**PROBLEM DESCRIPTION:** Here are some records. Copy each one exactly.

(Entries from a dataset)
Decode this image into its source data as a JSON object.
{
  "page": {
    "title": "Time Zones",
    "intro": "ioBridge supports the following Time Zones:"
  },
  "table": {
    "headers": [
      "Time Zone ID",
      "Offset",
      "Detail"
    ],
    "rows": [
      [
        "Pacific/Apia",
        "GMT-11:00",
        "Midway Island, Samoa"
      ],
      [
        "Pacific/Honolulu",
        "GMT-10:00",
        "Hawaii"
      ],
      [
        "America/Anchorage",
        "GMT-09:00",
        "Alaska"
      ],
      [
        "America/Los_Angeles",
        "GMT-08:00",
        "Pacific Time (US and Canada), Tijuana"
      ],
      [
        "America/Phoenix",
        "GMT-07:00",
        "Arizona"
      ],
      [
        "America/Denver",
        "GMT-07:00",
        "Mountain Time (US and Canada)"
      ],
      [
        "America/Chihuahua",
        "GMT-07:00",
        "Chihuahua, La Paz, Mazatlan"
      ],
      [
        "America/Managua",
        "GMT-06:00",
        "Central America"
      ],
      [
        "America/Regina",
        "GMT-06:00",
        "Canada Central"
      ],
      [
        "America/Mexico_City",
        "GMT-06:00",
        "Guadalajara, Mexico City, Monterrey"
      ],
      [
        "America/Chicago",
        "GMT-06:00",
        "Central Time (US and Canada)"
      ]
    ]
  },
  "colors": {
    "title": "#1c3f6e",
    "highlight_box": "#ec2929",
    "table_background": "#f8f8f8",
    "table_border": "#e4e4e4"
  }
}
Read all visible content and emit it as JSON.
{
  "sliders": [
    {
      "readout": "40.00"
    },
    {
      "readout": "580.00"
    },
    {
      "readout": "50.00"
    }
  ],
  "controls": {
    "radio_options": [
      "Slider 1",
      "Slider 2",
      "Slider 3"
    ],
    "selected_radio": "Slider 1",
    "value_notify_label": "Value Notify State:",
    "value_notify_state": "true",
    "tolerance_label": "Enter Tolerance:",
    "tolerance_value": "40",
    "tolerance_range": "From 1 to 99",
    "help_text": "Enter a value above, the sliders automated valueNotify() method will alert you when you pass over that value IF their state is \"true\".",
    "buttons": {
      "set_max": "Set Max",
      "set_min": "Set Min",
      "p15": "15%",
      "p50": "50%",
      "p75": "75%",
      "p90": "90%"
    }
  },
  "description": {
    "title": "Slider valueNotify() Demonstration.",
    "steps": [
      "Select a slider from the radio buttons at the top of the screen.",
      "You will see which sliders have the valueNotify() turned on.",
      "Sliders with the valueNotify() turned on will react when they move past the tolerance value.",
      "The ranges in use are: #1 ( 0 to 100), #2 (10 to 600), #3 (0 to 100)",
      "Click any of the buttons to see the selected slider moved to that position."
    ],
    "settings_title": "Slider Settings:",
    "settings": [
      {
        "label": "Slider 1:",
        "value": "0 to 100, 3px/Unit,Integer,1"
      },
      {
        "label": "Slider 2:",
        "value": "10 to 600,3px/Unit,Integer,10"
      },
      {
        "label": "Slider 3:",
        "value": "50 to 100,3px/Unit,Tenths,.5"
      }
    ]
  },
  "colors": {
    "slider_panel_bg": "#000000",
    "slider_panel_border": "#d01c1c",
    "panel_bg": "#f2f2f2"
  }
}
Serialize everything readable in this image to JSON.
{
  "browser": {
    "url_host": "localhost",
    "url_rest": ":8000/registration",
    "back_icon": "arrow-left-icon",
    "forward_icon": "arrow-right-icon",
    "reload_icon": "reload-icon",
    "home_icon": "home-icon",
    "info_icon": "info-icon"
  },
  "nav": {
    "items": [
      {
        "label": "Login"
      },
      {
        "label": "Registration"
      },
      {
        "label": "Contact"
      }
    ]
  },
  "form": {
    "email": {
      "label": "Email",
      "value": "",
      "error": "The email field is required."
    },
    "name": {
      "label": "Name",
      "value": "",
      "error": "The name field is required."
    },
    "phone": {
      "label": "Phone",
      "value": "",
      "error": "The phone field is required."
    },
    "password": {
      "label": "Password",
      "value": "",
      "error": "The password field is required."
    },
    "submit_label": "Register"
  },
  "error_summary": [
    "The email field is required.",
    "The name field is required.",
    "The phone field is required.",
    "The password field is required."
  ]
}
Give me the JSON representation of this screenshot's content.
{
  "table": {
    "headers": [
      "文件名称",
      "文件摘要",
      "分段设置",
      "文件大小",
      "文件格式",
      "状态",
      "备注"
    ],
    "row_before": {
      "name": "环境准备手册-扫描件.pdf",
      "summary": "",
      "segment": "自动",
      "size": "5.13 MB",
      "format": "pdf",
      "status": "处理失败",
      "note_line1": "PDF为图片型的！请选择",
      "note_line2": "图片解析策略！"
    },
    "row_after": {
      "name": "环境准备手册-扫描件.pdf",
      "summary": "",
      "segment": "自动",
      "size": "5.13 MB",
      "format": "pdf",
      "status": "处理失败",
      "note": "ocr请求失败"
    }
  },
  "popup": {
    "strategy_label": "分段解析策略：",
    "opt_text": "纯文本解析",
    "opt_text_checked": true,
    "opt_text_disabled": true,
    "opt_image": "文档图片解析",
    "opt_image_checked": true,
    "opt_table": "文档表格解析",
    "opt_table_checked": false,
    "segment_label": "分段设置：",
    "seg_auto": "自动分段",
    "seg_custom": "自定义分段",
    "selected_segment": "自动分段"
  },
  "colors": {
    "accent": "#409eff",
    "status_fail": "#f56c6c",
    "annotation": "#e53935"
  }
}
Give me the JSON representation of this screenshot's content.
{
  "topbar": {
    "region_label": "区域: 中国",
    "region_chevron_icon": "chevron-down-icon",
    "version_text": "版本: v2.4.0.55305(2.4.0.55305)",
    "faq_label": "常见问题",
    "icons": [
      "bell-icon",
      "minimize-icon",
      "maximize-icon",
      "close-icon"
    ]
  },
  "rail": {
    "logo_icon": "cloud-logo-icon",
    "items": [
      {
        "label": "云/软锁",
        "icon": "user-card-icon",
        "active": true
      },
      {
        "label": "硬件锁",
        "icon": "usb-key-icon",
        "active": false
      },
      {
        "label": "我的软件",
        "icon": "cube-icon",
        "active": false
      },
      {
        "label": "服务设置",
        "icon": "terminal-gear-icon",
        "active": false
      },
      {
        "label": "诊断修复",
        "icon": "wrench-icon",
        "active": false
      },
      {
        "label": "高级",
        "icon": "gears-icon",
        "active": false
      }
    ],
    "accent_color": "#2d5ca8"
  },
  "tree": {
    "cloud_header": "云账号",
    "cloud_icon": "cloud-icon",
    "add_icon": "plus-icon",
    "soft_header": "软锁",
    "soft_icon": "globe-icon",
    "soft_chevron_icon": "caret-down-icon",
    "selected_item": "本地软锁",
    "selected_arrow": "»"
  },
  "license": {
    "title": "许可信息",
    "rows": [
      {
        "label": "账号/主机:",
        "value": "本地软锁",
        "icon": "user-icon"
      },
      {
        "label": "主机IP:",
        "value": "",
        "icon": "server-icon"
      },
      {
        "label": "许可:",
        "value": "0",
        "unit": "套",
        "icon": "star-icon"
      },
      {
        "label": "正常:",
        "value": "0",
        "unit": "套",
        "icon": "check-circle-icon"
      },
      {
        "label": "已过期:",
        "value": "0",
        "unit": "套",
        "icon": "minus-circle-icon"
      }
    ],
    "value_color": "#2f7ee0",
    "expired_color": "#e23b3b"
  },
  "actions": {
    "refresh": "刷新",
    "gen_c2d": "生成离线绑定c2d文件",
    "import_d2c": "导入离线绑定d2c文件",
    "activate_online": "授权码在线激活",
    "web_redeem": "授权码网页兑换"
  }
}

**CORRECT ANSWER:**
Decode this image into its source data as a JSON object.
{
  "page": {
    "title": "Time Zones",
    "intro": "ioBridge supports the following Time Zones:"
  },
  "table": {
    "headers": [
      "Time Zone ID",
      "Offset",
      "Detail"
    ],
    "rows": [
      [
        "Pacific/Apia",
        "GMT-11:00",
        "Midway Island, Samoa"
      ],
      [
        "Pacific/Honolulu",
        "GMT-10:00",
        "Hawaii"
      ],
      [
        "America/Anchorage",
        "GMT-09:00",
        "Alaska"
      ],
      [
        "America/Los_Angeles",
        "GMT-08:00",
        "Pacific Time (US and Canada), Tijuana"
      ],
      [
        "America/Phoenix",
        "GMT-07:00",
        "Arizona"
      ],
      [
        "America/Denver",
        "GMT-07:00",
        "Mountain Time (US and Canada)"
      ],
      [
        "America/Chihuahua",
        "GMT-07:00",
        "Chihuahua, La Paz, Mazatlan"
      ],
      [
        "America/Managua",
        "GMT-06:00",
        "Central America"
      ],
      [
        "America/Regina",
        "GMT-06:00",
        "Canada Central"
      ],
      [
        "America/Mexico_City",
        "GMT-06:00",
        "Guadalajara, Mexico City, Monterrey"
      ],
      [
        "America/Chicago",
        "GMT-06:00",
        "Central Time (US and Canada)"
      ]
    ]
  },
  "colors": {
    "title": "#1c3f6e",
    "highlight_box": "#ec2929",
    "table_background": "#f8f8f8",
    "table_border": "#e4e4e4"
  }
}
Read all visible content and emit it as JSON.
{
  "sliders": [
    {
      "readout": "40.00"
    },
    {
      "readout": "580.00"
    },
    {
      "readout": "50.00"
    }
  ],
  "controls": {
    "radio_options": [
      "Slider 1",
      "Slider 2",
      "Slider 3"
    ],
    "selected_radio": "Slider 1",
    "value_notify_label": "Value Notify State:",
    "value_notify_state": "true",
    "tolerance_label": "Enter Tolerance:",
    "tolerance_value": "40",
    "tolerance_range": "From 1 to 99",
    "help_text": "Enter a value above, the sliders automated valueNotify() method will alert you when you pass over that value IF their state is \"true\".",
    "buttons": {
      "set_max": "Set Max",
      "set_min": "Set Min",
      "p15": "15%",
      "p50": "50%",
      "p75": "75%",
      "p90": "90%"
    }
  },
  "description": {
    "title": "Slider valueNotify() Demonstration.",
    "steps": [
      "Select a slider from the radio buttons at the top of the screen.",
      "You will see which sliders have the valueNotify() turned on.",
      "Sliders with the valueNotify() turned on will react when they move past the tolerance value.",
      "The ranges in use are: #1 ( 0 to 100), #2 (10 to 600), #3 (0 to 100)",
      "Click any of the buttons to see the selected slider moved to that position."
    ],
    "settings_title": "Slider Settings:",
    "settings": [
      {
        "label": "Slider 1:",
        "value": "0 to 100, 3px/Unit,Integer,1"
      },
      {
        "label": "Slider 2:",
        "value": "10 to 600,3px/Unit,Integer,10"
      },
      {
        "label": "Slider 3:",
        "value": "50 to 100,3px/Unit,Tenths,.5"
      }
    ]
  },
  "colors": {
    "slider_panel_bg": "#000000",
    "slider_panel_border": "#d01c1c",
    "panel_bg": "#f2f2f2"
  }
}
Serialize everything readable in this image to JSON.
{
  "browser": {
    "url_host": "localhost",
    "url_rest": ":8000/registration",
    "back_icon": "arrow-left-icon",
    "forward_icon": "arrow-right-icon",
    "reload_icon": "reload-icon",
    "home_icon": "home-icon",
    "info_icon": "info-icon"
  },
  "nav": {
    "items": [
      {
        "label": "Login"
      },
      {
        "label": "Registration"
      },
      {
        "label": "Contact"
      }
    ]
  },
  "form": {
    "email": {
      "label": "Email",
      "value": "",
      "error": "The email field is required."
    },
    "name": {
      "label": "Name",
      "value": "",
      "error": "The name field is required."
    },
    "phone": {
      "label": "Phone",
      "value": "",
      "error": "The phone field is required."
    },
    "password": {
      "label": "Password",
      "value": "",
      "error": "The password field is required."
    },
    "submit_label": "Register"
  },
  "error_summary": [
    "The email field is required.",
    "The name field is required.",
    "The phone field is required.",
    "The password field is required."
  ]
}
Give me the JSON representation of this screenshot's content.
{
  "table": {
    "headers": [
      "文件名称",
      "文件摘要",
      "分段设置",
      "文件大小",
      "文件格式",
      "状态",
      "备注"
    ],
    "row_before": {
      "name": "环境准备手册-扫描件.pdf",
      "summary": "",
      "segment": "自动",
      "size": "5.13 MB",
      "format": "pdf",
      "status": "处理失败",
      "note_line1": "PDF为图片型的！请选择",
      "note_line2": "图片解析策略！"
    },
    "row_after": {
      "name": "环境准备手册-扫描件.pdf",
      "summary": "",
      "segment": "自动",
      "size": "5.13 MB",
      "format": "pdf",
      "status": "处理失败",
      "note": "ocr请求失败"
    }
  },
  "popup": {
    "strategy_label": "分段解析策略：",
    "opt_text": "纯文本解析",
    "opt_text_checked": true,
    "opt_text_disabled": true,
    "opt_image": "文档图片解析",
    "opt_image_checked": true,
    "opt_table": "文档表格解析",
    "opt_table_checked": false,
    "segment_label": "分段设置：",
    "seg_auto": "自动分段",
    "seg_custom": "自定义分段",
    "selected_segment": "自动分段"
  },
  "colors": {
    "accent": "#409eff",
    "status_fail": "#f56c6c",
    "annotation": "#e53935"
  }
}
Give me the JSON representation of this screenshot's content.
{
  "topbar": {
    "region_label": "区域: 中国",
    "region_chevron_icon": "chevron-down-icon",
    "version_text": "版本: v2.4.0.55305(2.4.0.55305)",
    "faq_label": "常见问题",
    "icons": [
      "bell-icon",
      "minimize-icon",
      "maximize-icon",
      "close-icon"
    ]
  },
  "rail": {
    "logo_icon": "cloud-logo-icon",
    "items": [
      {
        "label": "云/软锁",
        "icon": "user-card-icon",
        "active": true
      },
      {
        "label": "硬件锁",
        "icon": "usb-key-icon",
        "active": false
      },
      {
        "label": "我的软件",
        "icon": "cube-icon",
        "active": false
      },
      {
        "label": "服务设置",
        "icon": "terminal-gear-icon",
        "active": false
      },
      {
        "label": "诊断修复",
        "icon": "wrench-icon",
        "active": false
      },
      {
        "label": "高级",
        "icon": "gears-icon",
        "active": false
      }
    ],
    "accent_color": "#2d5ca8"
  },
  "tree": {
    "cloud_header": "云账号",
    "cloud_icon": "cloud-icon",
    "add_icon": "plus-icon",
    "soft_header": "软锁",
    "soft_icon": "globe-icon",
    "soft_chevron_icon": "caret-down-icon",
    "selected_item": "本地软锁",
    "selected_arrow": "»"
  },
  "license": {
    "title": "许可信息",
    "rows": [
      {
        "label": "账号/主机:",
        "value": "本地软锁",
        "icon": "user-icon"
      },
      {
        "label": "主机IP:",
        "value": "",
        "icon": "server-icon"
      },
      {
        "label": "许可:",
        "value": "0",
        "unit": "套",
        "icon": "star-icon"
      },
      {
        "label": "正常:",
        "value": "0",
        "unit": "套",
        "icon": "check-circle-icon"
      },
      {
        "label": "已过期:",
        "value": "0",
        "unit": "套",
        "icon": "minus-circle-icon"
      }
    ],
    "value_color": "#2f7ee0",
    "expired_color": "#e23b3b"
  },
  "actions": {
    "refresh": "刷新",
    "gen_c2d": "生成离线绑定c2d文件",
    "import_d2c": "导入离线绑定d2c文件",
    "activate_online": "授权码在线激活",
    "web_redeem": "授权码网页兑换"
  }
}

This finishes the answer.